Exercise input.
☆ ☆ ☆

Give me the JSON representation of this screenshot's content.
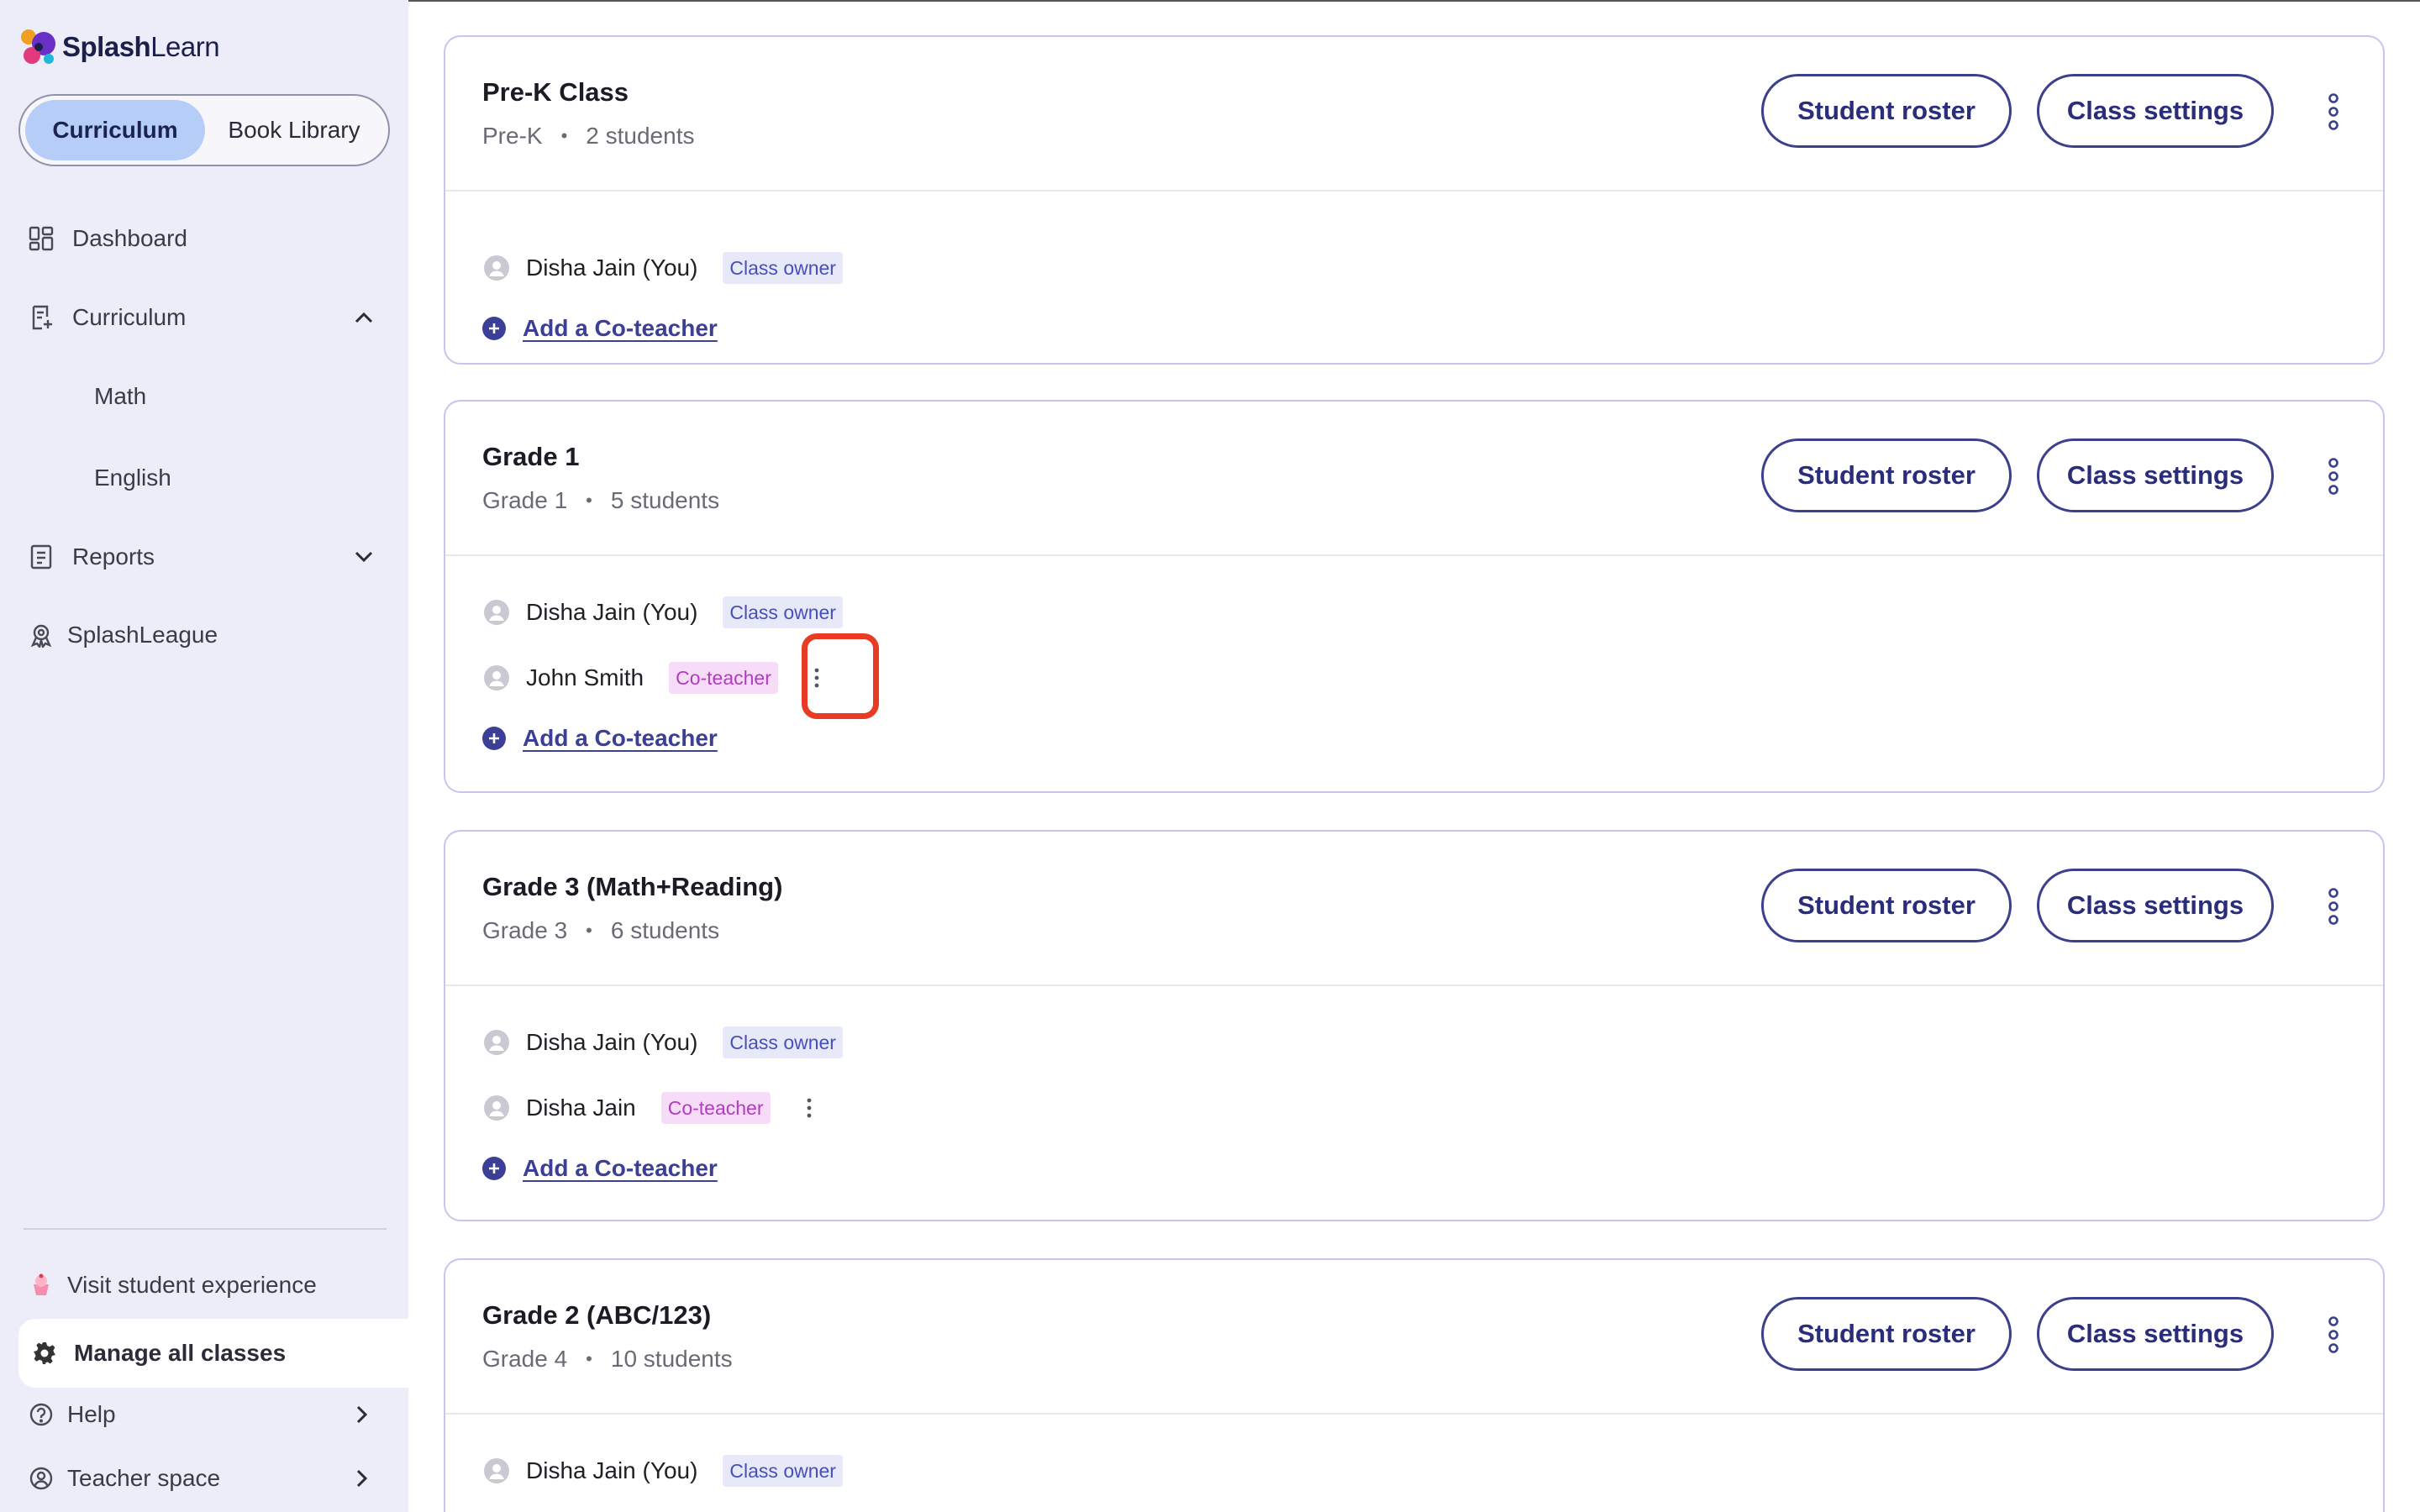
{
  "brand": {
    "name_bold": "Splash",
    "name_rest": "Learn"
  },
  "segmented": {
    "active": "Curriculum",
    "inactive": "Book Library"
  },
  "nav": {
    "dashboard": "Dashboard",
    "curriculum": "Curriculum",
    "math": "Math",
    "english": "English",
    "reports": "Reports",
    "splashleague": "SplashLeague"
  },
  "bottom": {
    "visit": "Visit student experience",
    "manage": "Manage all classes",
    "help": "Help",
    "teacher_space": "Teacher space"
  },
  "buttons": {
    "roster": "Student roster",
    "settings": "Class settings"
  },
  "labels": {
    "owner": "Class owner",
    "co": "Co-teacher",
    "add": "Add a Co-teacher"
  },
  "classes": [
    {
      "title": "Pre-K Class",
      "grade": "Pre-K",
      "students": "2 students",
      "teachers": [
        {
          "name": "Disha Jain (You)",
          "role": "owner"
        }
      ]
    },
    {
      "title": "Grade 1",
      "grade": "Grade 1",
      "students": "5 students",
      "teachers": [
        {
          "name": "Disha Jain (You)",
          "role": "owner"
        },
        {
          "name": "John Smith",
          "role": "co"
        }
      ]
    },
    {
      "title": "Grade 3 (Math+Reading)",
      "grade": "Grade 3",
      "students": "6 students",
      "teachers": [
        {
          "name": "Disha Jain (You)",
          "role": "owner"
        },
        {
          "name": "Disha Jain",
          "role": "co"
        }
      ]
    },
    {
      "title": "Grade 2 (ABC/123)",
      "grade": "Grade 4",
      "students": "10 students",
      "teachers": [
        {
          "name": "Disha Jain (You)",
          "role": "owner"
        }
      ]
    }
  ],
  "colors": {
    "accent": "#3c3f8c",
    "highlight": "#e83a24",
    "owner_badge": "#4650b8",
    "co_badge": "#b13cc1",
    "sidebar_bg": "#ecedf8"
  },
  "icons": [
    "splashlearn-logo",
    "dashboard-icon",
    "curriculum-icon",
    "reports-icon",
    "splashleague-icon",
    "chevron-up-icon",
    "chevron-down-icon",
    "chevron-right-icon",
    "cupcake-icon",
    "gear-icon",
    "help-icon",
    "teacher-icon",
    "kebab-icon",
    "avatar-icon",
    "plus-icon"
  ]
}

☆ ☆ ☆

Directions. Using the records above, find and show each line with the string "chevron".

Response.
    "chevron-up-icon",
    "chevron-down-icon",
    "chevron-right-icon",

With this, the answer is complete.